* QUOTED PASSAGE *
+===+

With 60% of Yemenis Food Insecure, Yemen Government Disregards Poland's Food Aid

2023-10-02 08:29 PM UTC

 

 

   The Polish government withdrew its 40000-tonne wheat grant to Yemen, a decision taken after about eight months of waiting for the Yemeni government to find a way to transport the shipment to war-ravaged Yemen, where millions experience food insecurity.

The declaration of the grant withdrawal has sparked a public outcry in Yemen and presented another example of the Yemeni government's corruption and irresponsibility.

A memorandum from the Embassy of Yemen in Poland, dated February 2023, said the State of Poland provided a 20000-tonne grant to the Yemeni people, and in May 2023, the quantity was raised to 40000 tonnes. The Embassy urged the government to take the necessary action to secure the transportation of the shipment to Yemen.

However, time passed, and the Aden-based concerned authorities devised no practical plan for transporting the wheat shipment. The Ministry of International Cooperation and Planning asked the World Food Program to transport the wheat shipment from Poland to Yemen, saying the government did not have the financial resources to pay for the shipment transportation. The WFP apologized, saying it could not afford to bear the expenses of transporting, packaging, and distributing the shipment to the beneficiaries in all governorates of Yemen.

The Ministry of Industry and Trade signed a contract with a UAE-based company to transport the wheat shipment in return for part of it. However, the ministry indicated that Prime Minister Muaeen Abdulmalek refused to approve the contract concluded between the Ministry of Industry and Trade and the company.

The price of wheat shipment is estimated at US$14 million. Despite that, the Yemeni government did not take any action to allocate US$2 million to transport the shipment. With this abject failure to solve this simple matter, countless Yemenis have called for a transparent investigation.

 After nine years of conflict in Yemen, seventeen million people, roughly 60% of the population, are facing crisis level or acute food insecurity conditions as of March 2023, according to World Bank reports.

Yemenis' reliance on agriculture has also dropped over the past years of war, and the agriculture sector sustained enormous losses estimated at 111 billion dollars. Simultaneously, Yemen imports 90 percent of its food commodities. Given these frustrating numbers about food insecurity in Yemen, the failure of the Yemeni government to transport the wheat shipment grant from Poland is emblematic of the Yemeni officials' disregard for humanitarian suffering and their involvement in exacerbating the ordeal of civilians.

+===+

* DATA RECORDS *

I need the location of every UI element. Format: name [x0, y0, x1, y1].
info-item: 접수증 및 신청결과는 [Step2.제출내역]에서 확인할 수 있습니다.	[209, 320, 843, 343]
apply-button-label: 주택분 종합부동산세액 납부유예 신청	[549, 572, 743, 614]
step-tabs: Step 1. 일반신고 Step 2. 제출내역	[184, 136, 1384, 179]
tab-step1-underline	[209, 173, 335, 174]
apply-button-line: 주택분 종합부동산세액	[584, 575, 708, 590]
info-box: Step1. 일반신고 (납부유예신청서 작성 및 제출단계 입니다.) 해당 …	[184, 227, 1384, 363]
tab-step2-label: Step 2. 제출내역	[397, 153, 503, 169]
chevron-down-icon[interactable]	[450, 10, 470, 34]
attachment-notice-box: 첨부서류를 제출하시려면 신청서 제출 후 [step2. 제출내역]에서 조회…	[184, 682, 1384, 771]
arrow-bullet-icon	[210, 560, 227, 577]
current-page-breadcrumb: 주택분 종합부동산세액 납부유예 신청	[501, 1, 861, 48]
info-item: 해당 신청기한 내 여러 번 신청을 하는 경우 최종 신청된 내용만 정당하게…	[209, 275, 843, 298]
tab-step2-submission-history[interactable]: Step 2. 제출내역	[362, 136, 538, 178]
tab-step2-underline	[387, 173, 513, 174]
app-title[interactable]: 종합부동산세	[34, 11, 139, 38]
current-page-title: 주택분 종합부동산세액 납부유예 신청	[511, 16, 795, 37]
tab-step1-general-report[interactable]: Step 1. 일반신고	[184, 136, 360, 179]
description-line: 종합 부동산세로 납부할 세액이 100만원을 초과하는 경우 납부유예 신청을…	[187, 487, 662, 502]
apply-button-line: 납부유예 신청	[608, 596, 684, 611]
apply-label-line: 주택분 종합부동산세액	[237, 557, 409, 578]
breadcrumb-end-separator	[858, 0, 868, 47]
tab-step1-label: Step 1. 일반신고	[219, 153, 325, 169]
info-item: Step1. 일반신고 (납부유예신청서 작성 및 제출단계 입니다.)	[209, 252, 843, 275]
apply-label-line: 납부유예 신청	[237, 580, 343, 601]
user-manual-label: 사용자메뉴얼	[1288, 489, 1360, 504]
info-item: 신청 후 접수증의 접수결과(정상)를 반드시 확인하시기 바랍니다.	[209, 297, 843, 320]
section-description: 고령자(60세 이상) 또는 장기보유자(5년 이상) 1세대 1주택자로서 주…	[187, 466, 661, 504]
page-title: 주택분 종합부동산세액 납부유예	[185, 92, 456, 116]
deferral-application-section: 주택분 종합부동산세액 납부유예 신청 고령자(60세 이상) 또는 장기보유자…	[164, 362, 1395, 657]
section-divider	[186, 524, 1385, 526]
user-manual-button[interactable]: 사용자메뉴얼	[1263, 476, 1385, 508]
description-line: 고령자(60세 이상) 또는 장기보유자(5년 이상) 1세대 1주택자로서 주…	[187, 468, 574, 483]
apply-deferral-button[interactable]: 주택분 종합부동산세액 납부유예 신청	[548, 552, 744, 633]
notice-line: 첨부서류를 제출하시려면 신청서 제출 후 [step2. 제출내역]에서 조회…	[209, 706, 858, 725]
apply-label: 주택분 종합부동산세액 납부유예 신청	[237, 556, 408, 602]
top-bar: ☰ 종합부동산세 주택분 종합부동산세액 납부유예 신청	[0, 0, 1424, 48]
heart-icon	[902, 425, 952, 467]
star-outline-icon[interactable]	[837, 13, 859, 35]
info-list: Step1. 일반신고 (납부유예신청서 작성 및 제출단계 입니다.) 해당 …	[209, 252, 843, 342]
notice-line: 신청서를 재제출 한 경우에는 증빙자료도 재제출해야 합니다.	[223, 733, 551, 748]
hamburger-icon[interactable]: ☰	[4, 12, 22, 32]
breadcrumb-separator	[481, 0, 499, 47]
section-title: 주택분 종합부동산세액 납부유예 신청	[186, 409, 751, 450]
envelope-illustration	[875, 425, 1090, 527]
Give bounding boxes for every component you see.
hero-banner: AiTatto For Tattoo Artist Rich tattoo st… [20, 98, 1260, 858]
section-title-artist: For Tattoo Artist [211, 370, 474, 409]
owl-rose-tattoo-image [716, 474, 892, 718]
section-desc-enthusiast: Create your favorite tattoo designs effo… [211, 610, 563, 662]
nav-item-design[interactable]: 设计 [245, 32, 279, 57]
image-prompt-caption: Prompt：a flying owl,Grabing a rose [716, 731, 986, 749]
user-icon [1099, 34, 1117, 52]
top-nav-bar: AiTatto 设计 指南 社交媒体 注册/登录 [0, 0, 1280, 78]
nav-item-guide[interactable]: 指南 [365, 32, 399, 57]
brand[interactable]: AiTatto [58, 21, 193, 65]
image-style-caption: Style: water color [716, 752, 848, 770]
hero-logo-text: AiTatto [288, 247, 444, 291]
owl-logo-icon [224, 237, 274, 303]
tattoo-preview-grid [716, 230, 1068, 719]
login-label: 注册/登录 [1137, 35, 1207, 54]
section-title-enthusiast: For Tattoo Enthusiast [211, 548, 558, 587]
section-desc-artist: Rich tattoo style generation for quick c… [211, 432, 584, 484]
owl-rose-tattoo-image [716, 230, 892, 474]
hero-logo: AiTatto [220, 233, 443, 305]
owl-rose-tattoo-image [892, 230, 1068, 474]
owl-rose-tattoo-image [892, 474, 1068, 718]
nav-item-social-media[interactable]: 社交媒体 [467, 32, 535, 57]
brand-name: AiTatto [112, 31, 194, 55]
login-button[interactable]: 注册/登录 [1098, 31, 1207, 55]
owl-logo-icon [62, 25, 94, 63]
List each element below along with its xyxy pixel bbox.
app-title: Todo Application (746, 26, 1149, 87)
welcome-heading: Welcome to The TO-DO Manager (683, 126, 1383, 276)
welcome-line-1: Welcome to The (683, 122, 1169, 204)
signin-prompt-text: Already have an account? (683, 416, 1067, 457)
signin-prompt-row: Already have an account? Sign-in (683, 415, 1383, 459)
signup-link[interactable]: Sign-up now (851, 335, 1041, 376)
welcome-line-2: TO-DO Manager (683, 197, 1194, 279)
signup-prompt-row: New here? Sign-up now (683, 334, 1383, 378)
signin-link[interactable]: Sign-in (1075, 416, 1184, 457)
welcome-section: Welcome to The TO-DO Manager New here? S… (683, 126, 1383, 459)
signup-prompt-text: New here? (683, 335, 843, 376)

+===+

* ABOUT THIS EXERCISE *
In the article on Poland's wheat grant, rewrite the part that begins with "A memorandum from" and ends after "shipment to Yemen.", changing "memorandum" to "letter". You won't need the records for this.

* TASK RESULT *
A letter from the Embassy of Yemen in Poland, dated February 2023, said the State of Poland provided a 20000-tonne grant to the Yemeni people, and in May 2023, the quantity was raised to 40000 tonnes. The Embassy urged the government to take the necessary action to secure the transportation of the shipment to Yemen.